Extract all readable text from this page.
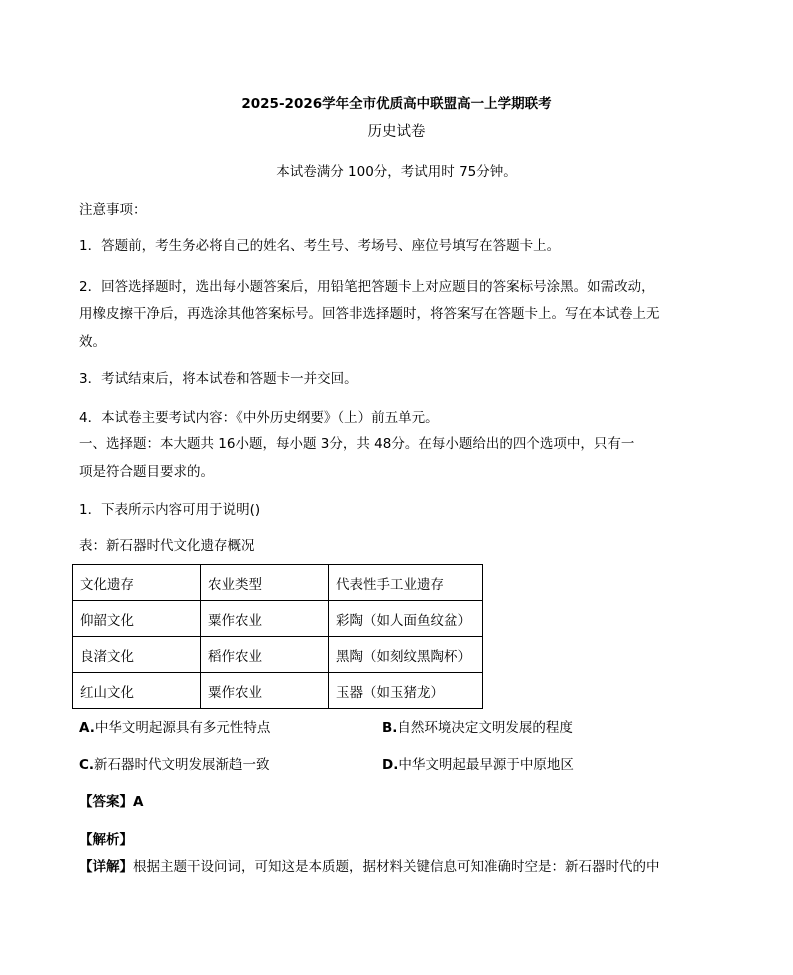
2025-2026学年全市优质高中联盟高一上学期联考
历史试卷
本试卷满分 100分，考试用时 75分钟。
注意事项：
1．答题前，考生务必将自己的姓名、考生号、考场号、座位号填写在答题卡上。
2．回答选择题时，选出每小题答案后，用铅笔把答题卡上对应题目的答案标号涂黑。如需改动，
用橡皮擦干净后，再选涂其他答案标号。回答非选择题时，将答案写在答题卡上。写在本试卷上无
效。
3．考试结束后，将本试卷和答题卡一并交回。
4．本试卷主要考试内容：《中外历史纲要》（上）前五单元。
一、选择题：本大题共 16小题，每小题 3分，共 48分。在每小题给出的四个选项中，只有一
项是符合题目要求的。
1．下表所示内容可用于说明()
表：新石器时代文化遗存概况
文化遗存	农业类型	代表性手工业遗存
仰韶文化	粟作农业	彩陶（如人面鱼纹盆）
良渚文化	稻作农业	黑陶（如刻纹黑陶杯）
红山文化	粟作农业	玉器（如玉猪龙）
A.中华文明起源具有多元性特点	B.自然环境决定文明发展的程度
C.新石器时代文明发展渐趋一致	D.中华文明起最早源于中原地区
【答案】A
【解析】
【详解】根据主题干设问词，可知这是本质题，据材料关键信息可知准确时空是：新石器时代的中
-=-=-
*Problem to work on*
Quote each entry above verbatim and drop the pictures.

*Full response*
Extract all readable text from this page.
2025-2026学年全市优质高中联盟高一上学期联考
历史试卷
本试卷满分 100分，考试用时 75分钟。
注意事项：
1．答题前，考生务必将自己的姓名、考生号、考场号、座位号填写在答题卡上。
2．回答选择题时，选出每小题答案后，用铅笔把答题卡上对应题目的答案标号涂黑。如需改动，
用橡皮擦干净后，再选涂其他答案标号。回答非选择题时，将答案写在答题卡上。写在本试卷上无
效。
3．考试结束后，将本试卷和答题卡一并交回。
4．本试卷主要考试内容：《中外历史纲要》（上）前五单元。
一、选择题：本大题共 16小题，每小题 3分，共 48分。在每小题给出的四个选项中，只有一
项是符合题目要求的。
1．下表所示内容可用于说明()
表：新石器时代文化遗存概况
文化遗存	农业类型	代表性手工业遗存
仰韶文化	粟作农业	彩陶（如人面鱼纹盆）
良渚文化	稻作农业	黑陶（如刻纹黑陶杯）
红山文化	粟作农业	玉器（如玉猪龙）
A.中华文明起源具有多元性特点	B.自然环境决定文明发展的程度
C.新石器时代文明发展渐趋一致	D.中华文明起最早源于中原地区
【答案】A
【解析】
【详解】根据主题干设问词，可知这是本质题，据材料关键信息可知准确时空是：新石器时代的中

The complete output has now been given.